WHAT YOU ARE ASKED TO DO
In the entries that follow, find the word "name" and report each line it is on.

------------------------

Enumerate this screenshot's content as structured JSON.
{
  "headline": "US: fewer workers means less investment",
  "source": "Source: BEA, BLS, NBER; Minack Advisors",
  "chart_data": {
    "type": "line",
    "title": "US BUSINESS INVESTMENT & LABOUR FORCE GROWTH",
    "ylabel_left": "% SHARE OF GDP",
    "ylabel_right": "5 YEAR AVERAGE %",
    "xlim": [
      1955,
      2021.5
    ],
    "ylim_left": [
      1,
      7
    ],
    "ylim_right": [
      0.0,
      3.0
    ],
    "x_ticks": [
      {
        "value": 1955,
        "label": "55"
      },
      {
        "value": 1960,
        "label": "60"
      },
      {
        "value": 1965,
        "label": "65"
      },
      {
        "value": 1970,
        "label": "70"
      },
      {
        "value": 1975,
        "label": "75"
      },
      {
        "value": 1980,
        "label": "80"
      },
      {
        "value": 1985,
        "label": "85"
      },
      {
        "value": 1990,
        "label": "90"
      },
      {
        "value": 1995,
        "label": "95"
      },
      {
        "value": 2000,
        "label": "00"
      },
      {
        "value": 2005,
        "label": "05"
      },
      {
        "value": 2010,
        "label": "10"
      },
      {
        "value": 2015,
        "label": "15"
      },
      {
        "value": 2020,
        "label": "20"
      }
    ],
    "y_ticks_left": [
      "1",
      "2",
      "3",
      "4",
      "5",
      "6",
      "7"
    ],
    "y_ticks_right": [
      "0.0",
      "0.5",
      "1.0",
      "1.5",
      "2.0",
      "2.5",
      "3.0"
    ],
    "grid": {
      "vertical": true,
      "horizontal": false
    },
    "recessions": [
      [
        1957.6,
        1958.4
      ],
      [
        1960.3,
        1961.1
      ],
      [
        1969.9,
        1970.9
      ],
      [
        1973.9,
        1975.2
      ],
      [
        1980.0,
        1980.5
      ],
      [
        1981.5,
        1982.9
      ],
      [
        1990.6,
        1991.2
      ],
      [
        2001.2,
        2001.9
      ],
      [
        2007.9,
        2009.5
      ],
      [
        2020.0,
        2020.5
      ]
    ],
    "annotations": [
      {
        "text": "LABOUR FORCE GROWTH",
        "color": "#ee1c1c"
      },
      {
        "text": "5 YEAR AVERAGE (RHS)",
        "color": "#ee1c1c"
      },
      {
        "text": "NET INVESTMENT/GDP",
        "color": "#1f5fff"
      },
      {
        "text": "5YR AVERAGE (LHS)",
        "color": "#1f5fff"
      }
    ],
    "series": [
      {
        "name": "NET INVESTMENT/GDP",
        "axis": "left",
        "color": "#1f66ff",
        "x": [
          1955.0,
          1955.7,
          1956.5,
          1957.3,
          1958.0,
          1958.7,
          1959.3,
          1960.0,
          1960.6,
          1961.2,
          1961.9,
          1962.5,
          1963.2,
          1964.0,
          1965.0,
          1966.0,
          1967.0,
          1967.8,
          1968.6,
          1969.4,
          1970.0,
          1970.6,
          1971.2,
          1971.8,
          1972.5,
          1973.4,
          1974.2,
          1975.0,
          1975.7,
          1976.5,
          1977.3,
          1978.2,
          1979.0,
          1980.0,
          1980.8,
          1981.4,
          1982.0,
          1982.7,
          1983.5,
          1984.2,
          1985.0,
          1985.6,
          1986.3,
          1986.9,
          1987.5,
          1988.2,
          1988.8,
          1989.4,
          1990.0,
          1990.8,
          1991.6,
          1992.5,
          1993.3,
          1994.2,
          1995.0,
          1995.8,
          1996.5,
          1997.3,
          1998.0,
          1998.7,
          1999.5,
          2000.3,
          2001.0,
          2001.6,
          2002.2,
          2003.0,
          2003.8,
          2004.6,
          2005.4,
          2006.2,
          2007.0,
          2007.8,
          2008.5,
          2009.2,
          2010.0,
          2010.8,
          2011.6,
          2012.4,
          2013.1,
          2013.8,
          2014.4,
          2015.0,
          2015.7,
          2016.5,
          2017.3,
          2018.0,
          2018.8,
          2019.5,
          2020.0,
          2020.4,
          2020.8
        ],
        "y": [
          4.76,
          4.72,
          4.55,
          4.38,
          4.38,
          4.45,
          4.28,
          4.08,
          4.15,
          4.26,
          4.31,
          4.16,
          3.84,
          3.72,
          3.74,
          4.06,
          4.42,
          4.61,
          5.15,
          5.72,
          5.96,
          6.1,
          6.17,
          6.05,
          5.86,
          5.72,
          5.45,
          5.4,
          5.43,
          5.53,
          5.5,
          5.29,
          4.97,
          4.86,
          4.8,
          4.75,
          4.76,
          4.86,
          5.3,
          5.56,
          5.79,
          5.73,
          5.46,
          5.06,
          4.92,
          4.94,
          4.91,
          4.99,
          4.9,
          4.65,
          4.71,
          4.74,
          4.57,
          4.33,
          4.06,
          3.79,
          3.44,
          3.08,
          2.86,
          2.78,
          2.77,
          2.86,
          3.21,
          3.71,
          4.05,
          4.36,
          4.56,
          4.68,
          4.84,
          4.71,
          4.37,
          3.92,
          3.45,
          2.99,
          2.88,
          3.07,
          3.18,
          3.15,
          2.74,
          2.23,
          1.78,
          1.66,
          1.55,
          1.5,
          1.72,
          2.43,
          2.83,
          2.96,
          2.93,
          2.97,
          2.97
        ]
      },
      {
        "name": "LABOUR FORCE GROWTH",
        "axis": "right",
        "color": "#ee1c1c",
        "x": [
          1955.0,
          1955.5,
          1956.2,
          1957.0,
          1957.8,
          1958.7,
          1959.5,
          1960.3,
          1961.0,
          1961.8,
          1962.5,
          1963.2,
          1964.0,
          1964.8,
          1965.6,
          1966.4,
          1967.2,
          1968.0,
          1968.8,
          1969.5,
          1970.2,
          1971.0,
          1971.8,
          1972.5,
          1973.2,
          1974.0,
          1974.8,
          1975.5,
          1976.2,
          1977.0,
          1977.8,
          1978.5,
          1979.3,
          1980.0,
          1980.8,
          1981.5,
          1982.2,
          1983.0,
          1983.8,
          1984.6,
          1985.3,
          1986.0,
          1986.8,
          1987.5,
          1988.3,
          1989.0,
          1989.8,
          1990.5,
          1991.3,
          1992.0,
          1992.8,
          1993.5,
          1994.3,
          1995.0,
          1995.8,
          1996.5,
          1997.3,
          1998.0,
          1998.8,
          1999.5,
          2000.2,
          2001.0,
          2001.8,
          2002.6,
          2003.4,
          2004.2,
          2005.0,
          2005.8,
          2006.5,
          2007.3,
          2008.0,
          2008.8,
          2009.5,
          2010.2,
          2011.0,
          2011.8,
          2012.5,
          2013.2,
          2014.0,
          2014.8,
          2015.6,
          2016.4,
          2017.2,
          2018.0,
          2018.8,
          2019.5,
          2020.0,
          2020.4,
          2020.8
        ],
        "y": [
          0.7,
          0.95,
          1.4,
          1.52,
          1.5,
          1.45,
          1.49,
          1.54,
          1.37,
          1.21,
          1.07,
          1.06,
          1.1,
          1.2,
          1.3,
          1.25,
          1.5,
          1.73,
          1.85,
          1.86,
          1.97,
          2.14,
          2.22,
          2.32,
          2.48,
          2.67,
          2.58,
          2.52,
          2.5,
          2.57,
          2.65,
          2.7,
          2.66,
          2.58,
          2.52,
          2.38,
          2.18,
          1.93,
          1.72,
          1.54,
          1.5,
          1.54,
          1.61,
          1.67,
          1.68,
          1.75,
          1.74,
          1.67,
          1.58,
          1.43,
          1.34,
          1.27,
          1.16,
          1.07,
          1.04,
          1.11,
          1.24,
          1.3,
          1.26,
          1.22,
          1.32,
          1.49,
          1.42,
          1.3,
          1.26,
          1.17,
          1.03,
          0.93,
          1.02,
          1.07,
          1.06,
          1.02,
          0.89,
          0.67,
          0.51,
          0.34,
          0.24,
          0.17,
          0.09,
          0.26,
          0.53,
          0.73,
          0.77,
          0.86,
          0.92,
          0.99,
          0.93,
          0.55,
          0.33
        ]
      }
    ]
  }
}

------------------------

FINISHED EXERCISE
        "name": "NET INVESTMENT/GDP",
        "name": "LABOUR FORCE GROWTH",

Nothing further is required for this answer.